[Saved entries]
====
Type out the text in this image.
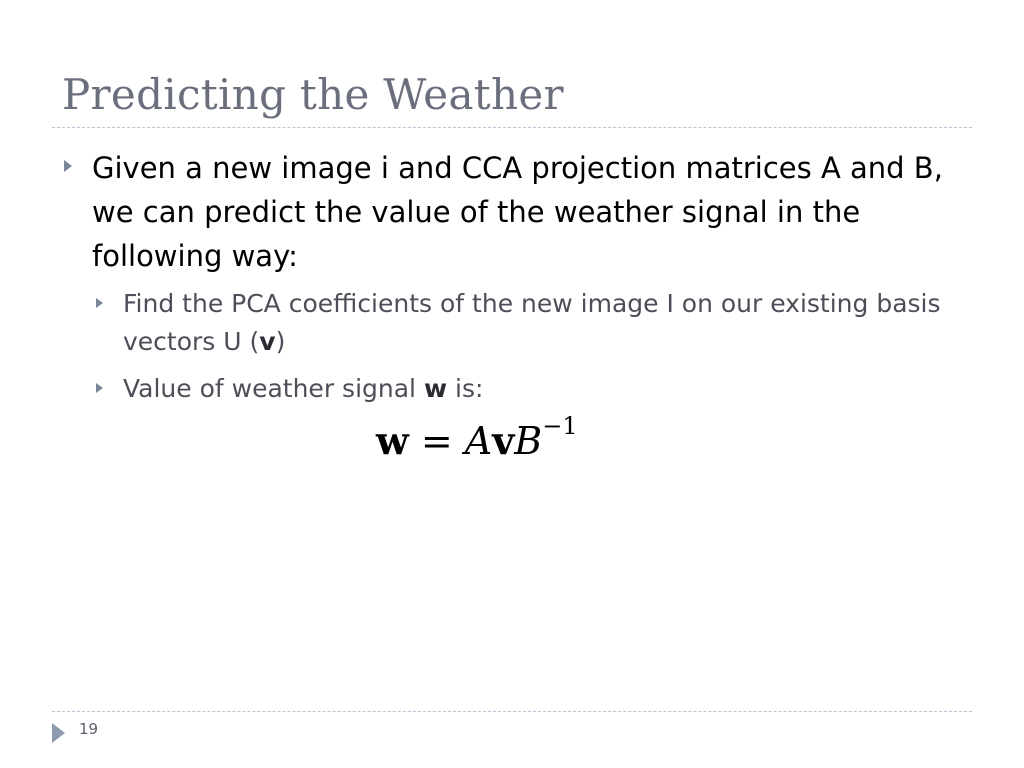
Predicting the Weather
Given a new image i and CCA projection matrices A and B, we can predict the value of the weather signal in the following way:
Find the PCA coefficients of the new image I on our existing basis vectors U (v)
Value of weather signal w is:
w = AvB$^{-1}$
19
====
◆ **STATED GOAL**: From the entries, report each line that includes the word "signal".

◆ **RESPONSE FOR THIS EXERCISE**:
Given a new image i and CCA projection matrices A and B, we can predict the value of the weather signal in the following way:
Value of weather signal w is:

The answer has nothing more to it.